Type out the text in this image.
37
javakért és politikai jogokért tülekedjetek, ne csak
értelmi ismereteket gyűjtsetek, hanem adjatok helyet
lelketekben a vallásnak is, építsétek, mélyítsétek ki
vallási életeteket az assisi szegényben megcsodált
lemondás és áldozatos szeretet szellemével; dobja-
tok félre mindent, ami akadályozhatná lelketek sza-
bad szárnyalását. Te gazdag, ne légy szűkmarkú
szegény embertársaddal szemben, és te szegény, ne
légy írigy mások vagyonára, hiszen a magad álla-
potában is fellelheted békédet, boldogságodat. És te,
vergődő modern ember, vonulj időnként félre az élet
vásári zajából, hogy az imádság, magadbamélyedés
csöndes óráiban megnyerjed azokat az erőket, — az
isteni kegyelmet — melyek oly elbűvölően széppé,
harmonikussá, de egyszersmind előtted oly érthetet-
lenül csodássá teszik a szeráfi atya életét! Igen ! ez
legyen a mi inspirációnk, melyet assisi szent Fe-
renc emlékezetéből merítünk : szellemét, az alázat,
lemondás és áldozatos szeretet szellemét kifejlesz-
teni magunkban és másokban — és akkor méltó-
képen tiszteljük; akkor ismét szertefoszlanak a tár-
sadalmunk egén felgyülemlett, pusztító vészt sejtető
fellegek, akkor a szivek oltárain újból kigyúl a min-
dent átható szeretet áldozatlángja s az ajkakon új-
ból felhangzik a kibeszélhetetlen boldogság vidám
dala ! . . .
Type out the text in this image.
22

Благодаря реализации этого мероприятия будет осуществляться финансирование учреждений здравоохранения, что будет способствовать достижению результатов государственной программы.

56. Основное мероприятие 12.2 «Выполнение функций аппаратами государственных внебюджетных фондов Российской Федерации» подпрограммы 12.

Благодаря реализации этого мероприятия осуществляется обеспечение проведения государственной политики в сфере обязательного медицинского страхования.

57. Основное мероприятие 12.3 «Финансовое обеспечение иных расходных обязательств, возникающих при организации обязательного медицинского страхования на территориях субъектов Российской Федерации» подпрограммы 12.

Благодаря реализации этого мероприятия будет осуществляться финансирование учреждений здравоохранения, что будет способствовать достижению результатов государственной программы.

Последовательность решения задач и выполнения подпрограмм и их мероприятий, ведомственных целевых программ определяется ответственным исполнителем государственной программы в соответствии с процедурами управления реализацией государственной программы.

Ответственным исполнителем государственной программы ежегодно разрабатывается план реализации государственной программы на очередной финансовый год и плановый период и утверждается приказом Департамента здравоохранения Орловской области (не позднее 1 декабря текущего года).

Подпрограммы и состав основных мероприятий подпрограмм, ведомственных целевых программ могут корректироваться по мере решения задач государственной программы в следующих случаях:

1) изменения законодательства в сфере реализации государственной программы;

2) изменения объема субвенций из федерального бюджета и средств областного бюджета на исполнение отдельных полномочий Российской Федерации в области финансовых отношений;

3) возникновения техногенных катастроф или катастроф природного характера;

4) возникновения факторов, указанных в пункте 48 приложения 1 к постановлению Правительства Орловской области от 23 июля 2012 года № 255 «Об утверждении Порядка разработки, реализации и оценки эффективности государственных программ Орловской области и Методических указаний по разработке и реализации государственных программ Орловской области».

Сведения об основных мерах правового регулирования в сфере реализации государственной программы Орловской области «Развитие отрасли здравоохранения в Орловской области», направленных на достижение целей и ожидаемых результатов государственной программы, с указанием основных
•••••
■ **Work instructions**
Please reproduce the entire listing, exactly as shown.

■ **Output below**
Type out the text in this image.
37
javakért és politikai jogokért tülekedjetek, ne csak
értelmi ismereteket gyűjtsetek, hanem adjatok helyet
lelketekben a vallásnak is, építsétek, mélyítsétek ki
vallási életeteket az assisi szegényben megcsodált
lemondás és áldozatos szeretet szellemével; dobja-
tok félre mindent, ami akadályozhatná lelketek sza-
bad szárnyalását. Te gazdag, ne légy szűkmarkú
szegény embertársaddal szemben, és te szegény, ne
légy írigy mások vagyonára, hiszen a magad álla-
potában is fellelheted békédet, boldogságodat. És te,
vergődő modern ember, vonulj időnként félre az élet
vásári zajából, hogy az imádság, magadbamélyedés
csöndes óráiban megnyerjed azokat az erőket, — az
isteni kegyelmet — melyek oly elbűvölően széppé,
harmonikussá, de egyszersmind előtted oly érthetet-
lenül csodássá teszik a szeráfi atya életét! Igen ! ez
legyen a mi inspirációnk, melyet assisi szent Fe-
renc emlékezetéből merítünk : szellemét, az alázat,
lemondás és áldozatos szeretet szellemét kifejlesz-
teni magunkban és másokban — és akkor méltó-
képen tiszteljük; akkor ismét szertefoszlanak a tár-
sadalmunk egén felgyülemlett, pusztító vészt sejtető
fellegek, akkor a szivek oltárain újból kigyúl a min-
dent átható szeretet áldozatlángja s az ajkakon új-
ból felhangzik a kibeszélhetetlen boldogság vidám
dala ! . . .
Type out the text in this image.
22

Благодаря реализации этого мероприятия будет осуществляться финансирование учреждений здравоохранения, что будет способствовать достижению результатов государственной программы.

56. Основное мероприятие 12.2 «Выполнение функций аппаратами государственных внебюджетных фондов Российской Федерации» подпрограммы 12.

Благодаря реализации этого мероприятия осуществляется обеспечение проведения государственной политики в сфере обязательного медицинского страхования.

57. Основное мероприятие 12.3 «Финансовое обеспечение иных расходных обязательств, возникающих при организации обязательного медицинского страхования на территориях субъектов Российской Федерации» подпрограммы 12.

Благодаря реализации этого мероприятия будет осуществляться финансирование учреждений здравоохранения, что будет способствовать достижению результатов государственной программы.

Последовательность решения задач и выполнения подпрограмм и их мероприятий, ведомственных целевых программ определяется ответственным исполнителем государственной программы в соответствии с процедурами управления реализацией государственной программы.

Ответственным исполнителем государственной программы ежегодно разрабатывается план реализации государственной программы на очередной финансовый год и плановый период и утверждается приказом Департамента здравоохранения Орловской области (не позднее 1 декабря текущего года).

Подпрограммы и состав основных мероприятий подпрограмм, ведомственных целевых программ могут корректироваться по мере решения задач государственной программы в следующих случаях:

1) изменения законодательства в сфере реализации государственной программы;

2) изменения объема субвенций из федерального бюджета и средств областного бюджета на исполнение отдельных полномочий Российской Федерации в области финансовых отношений;

3) возникновения техногенных катастроф или катастроф природного характера;

4) возникновения факторов, указанных в пункте 48 приложения 1 к постановлению Правительства Орловской области от 23 июля 2012 года № 255 «Об утверждении Порядка разработки, реализации и оценки эффективности государственных программ Орловской области и Методических указаний по разработке и реализации государственных программ Орловской области».

Сведения об основных мерах правового регулирования в сфере реализации государственной программы Орловской области «Развитие отрасли здравоохранения в Орловской области», направленных на достижение целей и ожидаемых результатов государственной программы, с указанием основных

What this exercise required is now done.